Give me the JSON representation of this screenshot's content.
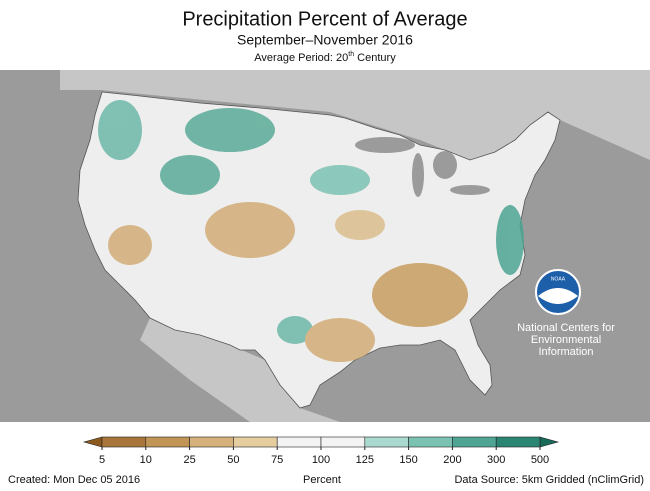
{
  "header": {
    "title": "Precipitation Percent of Average",
    "subtitle": "September–November 2016",
    "average_period": [
      "Average Period: 20",
      "th",
      " Century"
    ]
  },
  "legend": {
    "ticks": [
      5,
      10,
      25,
      50,
      75,
      100,
      125,
      150,
      200,
      300,
      500
    ],
    "label": "Percent",
    "below_color": "#8c5a1e",
    "above_color": "#1a6a5a",
    "colors": [
      "#a8753a",
      "#c19556",
      "#d5b27b",
      "#e6cda0",
      "#f3f3f3",
      "#f3f3f3",
      "#a9d9cf",
      "#7bc2b3",
      "#4ea593",
      "#2b8573"
    ]
  },
  "logo": {
    "name": "NOAA",
    "lines": [
      "National Centers for",
      "Environmental",
      "Information"
    ]
  },
  "footer": {
    "created": "Created: Mon Dec 05 2016",
    "source": "Data Source: 5km Gridded (nClimGrid)"
  }
}
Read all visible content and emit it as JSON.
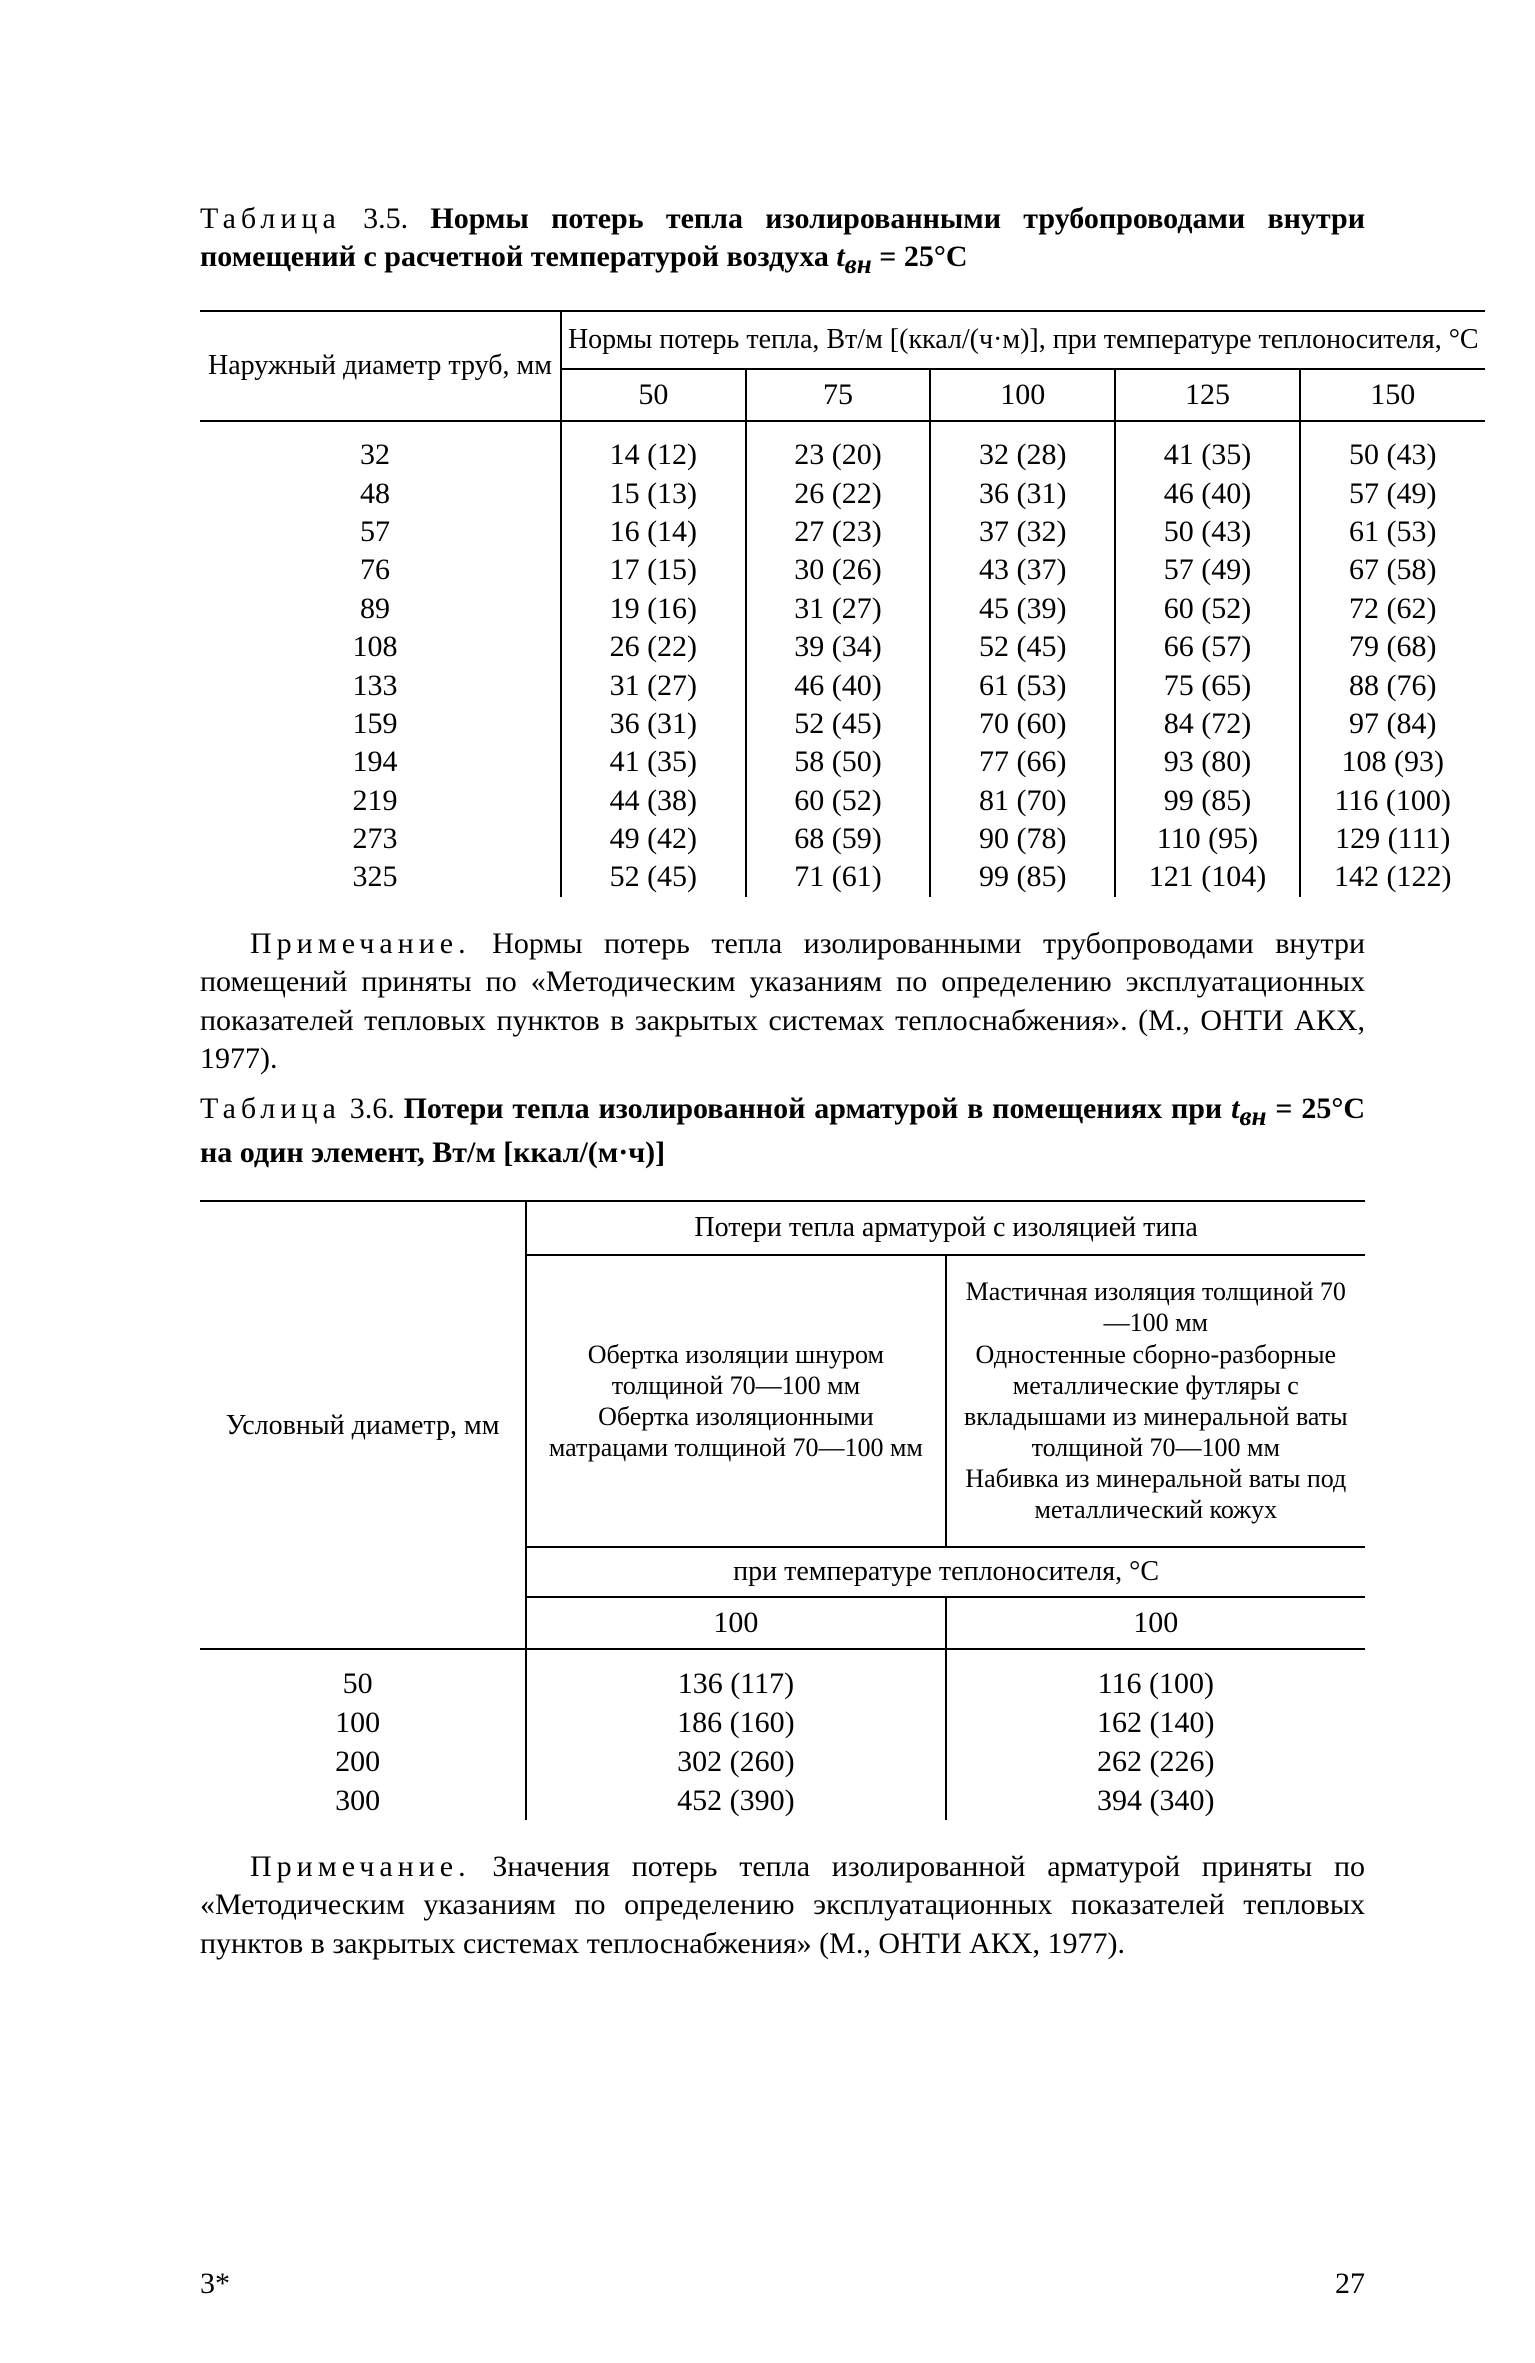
{
  "page": {
    "sig_left": "3*",
    "number": "27",
    "colors": {
      "text": "#000000",
      "background": "#ffffff",
      "rule": "#000000"
    }
  },
  "t35": {
    "caption_label": "Таблица",
    "caption_num": "3.5.",
    "caption_bold": "Нормы потерь тепла изолированными трубопроводами внутри помещений с расчетной температурой воздуха ",
    "caption_var_pre": "t",
    "caption_var_sub": "вн",
    "caption_var_post": " = 25°C",
    "head_rowlabel": "Наружный диаметр труб, мм",
    "head_top": "Нормы потерь тепла, Вт/м [(ккал/(ч·м)], при температуре теплоносителя, °C",
    "cols": [
      "50",
      "75",
      "100",
      "125",
      "150"
    ],
    "rows": [
      {
        "d": "32",
        "c": [
          "14 (12)",
          "23 (20)",
          "32 (28)",
          "41 (35)",
          "50 (43)"
        ]
      },
      {
        "d": "48",
        "c": [
          "15 (13)",
          "26 (22)",
          "36 (31)",
          "46 (40)",
          "57 (49)"
        ]
      },
      {
        "d": "57",
        "c": [
          "16 (14)",
          "27 (23)",
          "37 (32)",
          "50 (43)",
          "61 (53)"
        ]
      },
      {
        "d": "76",
        "c": [
          "17 (15)",
          "30 (26)",
          "43 (37)",
          "57 (49)",
          "67 (58)"
        ]
      },
      {
        "d": "89",
        "c": [
          "19 (16)",
          "31 (27)",
          "45 (39)",
          "60 (52)",
          "72 (62)"
        ]
      },
      {
        "d": "108",
        "c": [
          "26 (22)",
          "39 (34)",
          "52 (45)",
          "66 (57)",
          "79 (68)"
        ]
      },
      {
        "d": "133",
        "c": [
          "31 (27)",
          "46 (40)",
          "61 (53)",
          "75 (65)",
          "88 (76)"
        ]
      },
      {
        "d": "159",
        "c": [
          "36 (31)",
          "52 (45)",
          "70 (60)",
          "84 (72)",
          "97 (84)"
        ]
      },
      {
        "d": "194",
        "c": [
          "41 (35)",
          "58 (50)",
          "77 (66)",
          "93 (80)",
          "108 (93)"
        ]
      },
      {
        "d": "219",
        "c": [
          "44 (38)",
          "60 (52)",
          "81 (70)",
          "99 (85)",
          "116 (100)"
        ]
      },
      {
        "d": "273",
        "c": [
          "49 (42)",
          "68 (59)",
          "90 (78)",
          "110 (95)",
          "129 (111)"
        ]
      },
      {
        "d": "325",
        "c": [
          "52 (45)",
          "71 (61)",
          "99 (85)",
          "121 (104)",
          "142 (122)"
        ]
      }
    ],
    "note_label": "Примечание.",
    "note_text": " Нормы потерь тепла изолированными трубопроводами внутри помещений приняты по «Методическим указаниям по определению эксплуатационных показателей тепловых пунктов в закрытых системах теплоснабжения». (М., ОНТИ АКХ, 1977)."
  },
  "t36": {
    "caption_label": "Таблица",
    "caption_num": "3.6.",
    "caption_bold_pre": "Потери тепла изолированной арматурой в помещениях при ",
    "caption_var_pre": "t",
    "caption_var_sub": "вн",
    "caption_bold_post": " = 25°C на один элемент, Вт/м [ккал/(м·ч)]",
    "head_rowlabel": "Условный диаметр, мм",
    "head_top": "Потери тепла арматурой с изоляцией типа",
    "desc_a": "Обертка изоляции шнуром толщиной 70—100 мм\nОбертка изоляционными матрацами толщиной 70—100 мм",
    "desc_b": "Мастичная изоляция толщиной 70—100 мм\nОдностенные сборно-разборные металлические футляры с вкладышами из минеральной ваты толщиной 70—100 мм\nНабивка из минеральной ваты под металлический кожух",
    "temp_label": "при температуре теплоносителя, °C",
    "cols": [
      "100",
      "100"
    ],
    "rows": [
      {
        "d": "50",
        "c": [
          "136 (117)",
          "116 (100)"
        ]
      },
      {
        "d": "100",
        "c": [
          "186 (160)",
          "162 (140)"
        ]
      },
      {
        "d": "200",
        "c": [
          "302 (260)",
          "262 (226)"
        ]
      },
      {
        "d": "300",
        "c": [
          "452 (390)",
          "394 (340)"
        ]
      }
    ],
    "note_label": "Примечание.",
    "note_text": " Значения потерь тепла изолированной арматурой приняты по «Методическим указаниям по определению эксплуатационных показателей тепловых пунктов в закрытых системах теплоснабжения» (М., ОНТИ АКХ, 1977)."
  }
}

*Instruction*
Please write out all the data again word for word, but not the pictures.

*Completed exercise*
Give me the JSON representation of this screenshot's content.
{
  "header": {
    "title": "Precipitation Percent of Average",
    "subtitle": "September–November 2016",
    "average_period": [
      "Average Period: 20",
      "th",
      " Century"
    ]
  },
  "legend": {
    "ticks": [
      5,
      10,
      25,
      50,
      75,
      100,
      125,
      150,
      200,
      300,
      500
    ],
    "label": "Percent",
    "below_color": "#8c5a1e",
    "above_color": "#1a6a5a",
    "colors": [
      "#a8753a",
      "#c19556",
      "#d5b27b",
      "#e6cda0",
      "#f3f3f3",
      "#f3f3f3",
      "#a9d9cf",
      "#7bc2b3",
      "#4ea593",
      "#2b8573"
    ]
  },
  "logo": {
    "name": "NOAA",
    "lines": [
      "National Centers for",
      "Environmental",
      "Information"
    ]
  },
  "footer": {
    "created": "Created: Mon Dec 05 2016",
    "source": "Data Source: 5km Gridded (nClimGrid)"
  }
}
Read all visible content and emit it as JSON.
{
  "page": {
    "sig_left": "3*",
    "number": "27",
    "colors": {
      "text": "#000000",
      "background": "#ffffff",
      "rule": "#000000"
    }
  },
  "t35": {
    "caption_label": "Таблица",
    "caption_num": "3.5.",
    "caption_bold": "Нормы потерь тепла изолированными трубопроводами внутри помещений с расчетной температурой воздуха ",
    "caption_var_pre": "t",
    "caption_var_sub": "вн",
    "caption_var_post": " = 25°C",
    "head_rowlabel": "Наружный диаметр труб, мм",
    "head_top": "Нормы потерь тепла, Вт/м [(ккал/(ч·м)], при температуре теплоносителя, °C",
    "cols": [
      "50",
      "75",
      "100",
      "125",
      "150"
    ],
    "rows": [
      {
        "d": "32",
        "c": [
          "14 (12)",
          "23 (20)",
          "32 (28)",
          "41 (35)",
          "50 (43)"
        ]
      },
      {
        "d": "48",
        "c": [
          "15 (13)",
          "26 (22)",
          "36 (31)",
          "46 (40)",
          "57 (49)"
        ]
      },
      {
        "d": "57",
        "c": [
          "16 (14)",
          "27 (23)",
          "37 (32)",
          "50 (43)",
          "61 (53)"
        ]
      },
      {
        "d": "76",
        "c": [
          "17 (15)",
          "30 (26)",
          "43 (37)",
          "57 (49)",
          "67 (58)"
        ]
      },
      {
        "d": "89",
        "c": [
          "19 (16)",
          "31 (27)",
          "45 (39)",
          "60 (52)",
          "72 (62)"
        ]
      },
      {
        "d": "108",
        "c": [
          "26 (22)",
          "39 (34)",
          "52 (45)",
          "66 (57)",
          "79 (68)"
        ]
      },
      {
        "d": "133",
        "c": [
          "31 (27)",
          "46 (40)",
          "61 (53)",
          "75 (65)",
          "88 (76)"
        ]
      },
      {
        "d": "159",
        "c": [
          "36 (31)",
          "52 (45)",
          "70 (60)",
          "84 (72)",
          "97 (84)"
        ]
      },
      {
        "d": "194",
        "c": [
          "41 (35)",
          "58 (50)",
          "77 (66)",
          "93 (80)",
          "108 (93)"
        ]
      },
      {
        "d": "219",
        "c": [
          "44 (38)",
          "60 (52)",
          "81 (70)",
          "99 (85)",
          "116 (100)"
        ]
      },
      {
        "d": "273",
        "c": [
          "49 (42)",
          "68 (59)",
          "90 (78)",
          "110 (95)",
          "129 (111)"
        ]
      },
      {
        "d": "325",
        "c": [
          "52 (45)",
          "71 (61)",
          "99 (85)",
          "121 (104)",
          "142 (122)"
        ]
      }
    ],
    "note_label": "Примечание.",
    "note_text": " Нормы потерь тепла изолированными трубопроводами внутри помещений приняты по «Методическим указаниям по определению эксплуатационных показателей тепловых пунктов в закрытых системах теплоснабжения». (М., ОНТИ АКХ, 1977)."
  },
  "t36": {
    "caption_label": "Таблица",
    "caption_num": "3.6.",
    "caption_bold_pre": "Потери тепла изолированной арматурой в помещениях при ",
    "caption_var_pre": "t",
    "caption_var_sub": "вн",
    "caption_bold_post": " = 25°C на один элемент, Вт/м [ккал/(м·ч)]",
    "head_rowlabel": "Условный диаметр, мм",
    "head_top": "Потери тепла арматурой с изоляцией типа",
    "desc_a": "Обертка изоляции шнуром толщиной 70—100 мм\nОбертка изоляционными матрацами толщиной 70—100 мм",
    "desc_b": "Мастичная изоляция толщиной 70—100 мм\nОдностенные сборно-разборные металлические футляры с вкладышами из минеральной ваты толщиной 70—100 мм\nНабивка из минеральной ваты под металлический кожух",
    "temp_label": "при температуре теплоносителя, °C",
    "cols": [
      "100",
      "100"
    ],
    "rows": [
      {
        "d": "50",
        "c": [
          "136 (117)",
          "116 (100)"
        ]
      },
      {
        "d": "100",
        "c": [
          "186 (160)",
          "162 (140)"
        ]
      },
      {
        "d": "200",
        "c": [
          "302 (260)",
          "262 (226)"
        ]
      },
      {
        "d": "300",
        "c": [
          "452 (390)",
          "394 (340)"
        ]
      }
    ],
    "note_label": "Примечание.",
    "note_text": " Значения потерь тепла изолированной арматурой приняты по «Методическим указаниям по определению эксплуатационных показателей тепловых пунктов в закрытых системах теплоснабжения» (М., ОНТИ АКХ, 1977)."
  }
}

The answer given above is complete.